→ OBJECTIVE
Copy all lines below containing "способность".

→ PROVIDED RECORDS
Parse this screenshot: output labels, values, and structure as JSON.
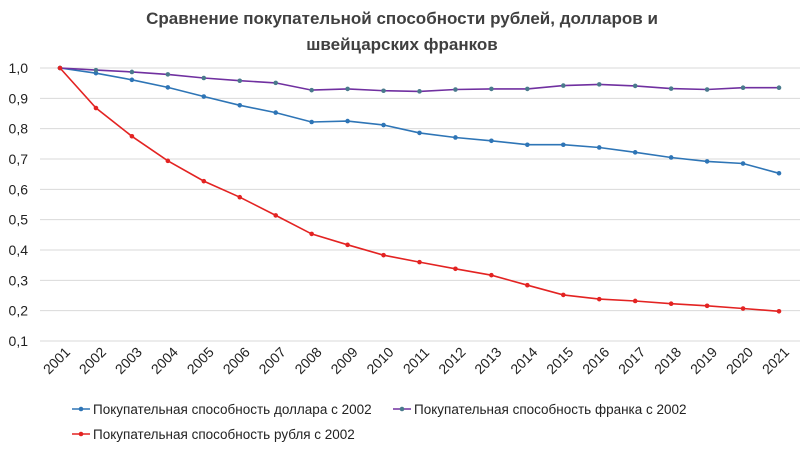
{
  "chart_data": {
    "type": "line",
    "title_lines": [
      "Сравнение покупательной способности рублей, долларов и",
      "швейцарских франков"
    ],
    "xlabel": "",
    "ylabel": "",
    "categories": [
      "2001",
      "2002",
      "2003",
      "2004",
      "2005",
      "2006",
      "2007",
      "2008",
      "2009",
      "2010",
      "2011",
      "2012",
      "2013",
      "2014",
      "2015",
      "2016",
      "2017",
      "2018",
      "2019",
      "2020",
      "2021"
    ],
    "y_ticks": [
      "1,0",
      "0,9",
      "0,8",
      "0,7",
      "0,6",
      "0,5",
      "0,4",
      "0,3",
      "0,2",
      "0,1"
    ],
    "ylim": [
      0.1,
      1.0
    ],
    "grid": "horizontal",
    "legend_position": "bottom",
    "series": [
      {
        "name": "Покупательная способность доллара с 2002",
        "color": "#2e75b6",
        "values": [
          1.0,
          0.983,
          0.961,
          0.936,
          0.906,
          0.877,
          0.853,
          0.822,
          0.825,
          0.812,
          0.786,
          0.771,
          0.76,
          0.747,
          0.747,
          0.738,
          0.722,
          0.705,
          0.692,
          0.685,
          0.653
        ]
      },
      {
        "name": "Покупательная способность франка с 2002",
        "color": "#7030a0",
        "marker_color": "#4a7a8c",
        "values": [
          1.0,
          0.993,
          0.987,
          0.979,
          0.967,
          0.958,
          0.951,
          0.927,
          0.931,
          0.925,
          0.923,
          0.929,
          0.931,
          0.931,
          0.942,
          0.946,
          0.941,
          0.932,
          0.929,
          0.935,
          0.935
        ]
      },
      {
        "name": "Покупательная способность рубля с 2002",
        "color": "#e32322",
        "values": [
          1.0,
          0.868,
          0.775,
          0.694,
          0.627,
          0.574,
          0.514,
          0.453,
          0.417,
          0.383,
          0.36,
          0.338,
          0.317,
          0.284,
          0.252,
          0.238,
          0.232,
          0.223,
          0.216,
          0.207,
          0.198
        ]
      }
    ]
  }
}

→ SOLVED EXERCISE
        "name": "Покупательная способность доллара с 2002",
        "name": "Покупательная способность франка с 2002",
        "name": "Покупательная способность рубля с 2002",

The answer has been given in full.